_Exercise requirements_.
Write out the whole listing word for word.

Data entries:
*-*-*

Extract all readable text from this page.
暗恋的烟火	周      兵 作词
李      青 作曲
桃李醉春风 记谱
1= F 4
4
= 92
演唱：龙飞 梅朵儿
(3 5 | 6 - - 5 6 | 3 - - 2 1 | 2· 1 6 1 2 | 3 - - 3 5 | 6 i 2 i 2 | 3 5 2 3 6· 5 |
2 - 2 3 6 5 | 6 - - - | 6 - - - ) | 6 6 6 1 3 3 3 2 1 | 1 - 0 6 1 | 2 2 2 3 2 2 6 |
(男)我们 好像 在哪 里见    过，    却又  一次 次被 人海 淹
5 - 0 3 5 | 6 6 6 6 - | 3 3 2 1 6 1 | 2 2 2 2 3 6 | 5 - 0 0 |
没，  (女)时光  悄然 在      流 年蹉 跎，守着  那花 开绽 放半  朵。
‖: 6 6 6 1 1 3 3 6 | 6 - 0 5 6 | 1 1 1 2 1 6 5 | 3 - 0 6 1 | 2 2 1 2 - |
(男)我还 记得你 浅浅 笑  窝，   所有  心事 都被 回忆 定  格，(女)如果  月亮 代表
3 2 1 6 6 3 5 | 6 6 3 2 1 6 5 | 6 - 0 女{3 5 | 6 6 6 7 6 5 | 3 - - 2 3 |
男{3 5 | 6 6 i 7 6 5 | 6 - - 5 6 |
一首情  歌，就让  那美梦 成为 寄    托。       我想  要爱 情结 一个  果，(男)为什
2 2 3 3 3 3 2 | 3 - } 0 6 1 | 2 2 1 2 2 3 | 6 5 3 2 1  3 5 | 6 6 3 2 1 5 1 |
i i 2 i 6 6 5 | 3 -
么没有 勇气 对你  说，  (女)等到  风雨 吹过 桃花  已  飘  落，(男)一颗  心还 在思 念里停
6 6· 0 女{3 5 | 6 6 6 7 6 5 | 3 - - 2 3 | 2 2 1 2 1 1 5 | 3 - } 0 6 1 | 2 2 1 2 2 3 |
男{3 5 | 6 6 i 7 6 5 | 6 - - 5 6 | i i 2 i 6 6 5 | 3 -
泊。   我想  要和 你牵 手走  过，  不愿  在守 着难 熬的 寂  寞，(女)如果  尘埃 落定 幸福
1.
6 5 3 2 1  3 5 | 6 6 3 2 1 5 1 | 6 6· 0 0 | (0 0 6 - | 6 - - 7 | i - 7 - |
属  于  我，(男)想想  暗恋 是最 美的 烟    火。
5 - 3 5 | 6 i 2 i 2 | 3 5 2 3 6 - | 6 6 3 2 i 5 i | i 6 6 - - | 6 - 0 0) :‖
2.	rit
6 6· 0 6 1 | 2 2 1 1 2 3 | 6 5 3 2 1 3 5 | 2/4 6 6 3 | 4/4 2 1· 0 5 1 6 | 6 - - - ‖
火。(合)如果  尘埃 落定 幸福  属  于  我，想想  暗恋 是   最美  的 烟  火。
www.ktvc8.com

*-*-*

_Solution below_.
Extract all readable text from this page.
暗恋的烟火	周      兵 作词
李      青 作曲
桃李醉春风 记谱
1= F 4
4
= 92
演唱：龙飞 梅朵儿
(3 5 | 6 - - 5 6 | 3 - - 2 1 | 2· 1 6 1 2 | 3 - - 3 5 | 6 i 2 i 2 | 3 5 2 3 6· 5 |
2 - 2 3 6 5 | 6 - - - | 6 - - - ) | 6 6 6 1 3 3 3 2 1 | 1 - 0 6 1 | 2 2 2 3 2 2 6 |
(男)我们 好像 在哪 里见    过，    却又  一次 次被 人海 淹
5 - 0 3 5 | 6 6 6 6 - | 3 3 2 1 6 1 | 2 2 2 2 3 6 | 5 - 0 0 |
没，  (女)时光  悄然 在      流 年蹉 跎，守着  那花 开绽 放半  朵。
‖: 6 6 6 1 1 3 3 6 | 6 - 0 5 6 | 1 1 1 2 1 6 5 | 3 - 0 6 1 | 2 2 1 2 - |
(男)我还 记得你 浅浅 笑  窝，   所有  心事 都被 回忆 定  格，(女)如果  月亮 代表
3 2 1 6 6 3 5 | 6 6 3 2 1 6 5 | 6 - 0 女{3 5 | 6 6 6 7 6 5 | 3 - - 2 3 |
男{3 5 | 6 6 i 7 6 5 | 6 - - 5 6 |
一首情  歌，就让  那美梦 成为 寄    托。       我想  要爱 情结 一个  果，(男)为什
2 2 3 3 3 3 2 | 3 - } 0 6 1 | 2 2 1 2 2 3 | 6 5 3 2 1  3 5 | 6 6 3 2 1 5 1 |
i i 2 i 6 6 5 | 3 -
么没有 勇气 对你  说，  (女)等到  风雨 吹过 桃花  已  飘  落，(男)一颗  心还 在思 念里停
6 6· 0 女{3 5 | 6 6 6 7 6 5 | 3 - - 2 3 | 2 2 1 2 1 1 5 | 3 - } 0 6 1 | 2 2 1 2 2 3 |
男{3 5 | 6 6 i 7 6 5 | 6 - - 5 6 | i i 2 i 6 6 5 | 3 -
泊。   我想  要和 你牵 手走  过，  不愿  在守 着难 熬的 寂  寞，(女)如果  尘埃 落定 幸福
1.
6 5 3 2 1  3 5 | 6 6 3 2 1 5 1 | 6 6· 0 0 | (0 0 6 - | 6 - - 7 | i - 7 - |
属  于  我，(男)想想  暗恋 是最 美的 烟    火。
5 - 3 5 | 6 i 2 i 2 | 3 5 2 3 6 - | 6 6 3 2 i 5 i | i 6 6 - - | 6 - 0 0) :‖
2.	rit
6 6· 0 6 1 | 2 2 1 1 2 3 | 6 5 3 2 1 3 5 | 2/4 6 6 3 | 4/4 2 1· 0 5 1 6 | 6 - - - ‖
火。(合)如果  尘埃 落定 幸福  属  于  我，想想  暗恋 是   最美  的 烟  火。
www.ktvc8.com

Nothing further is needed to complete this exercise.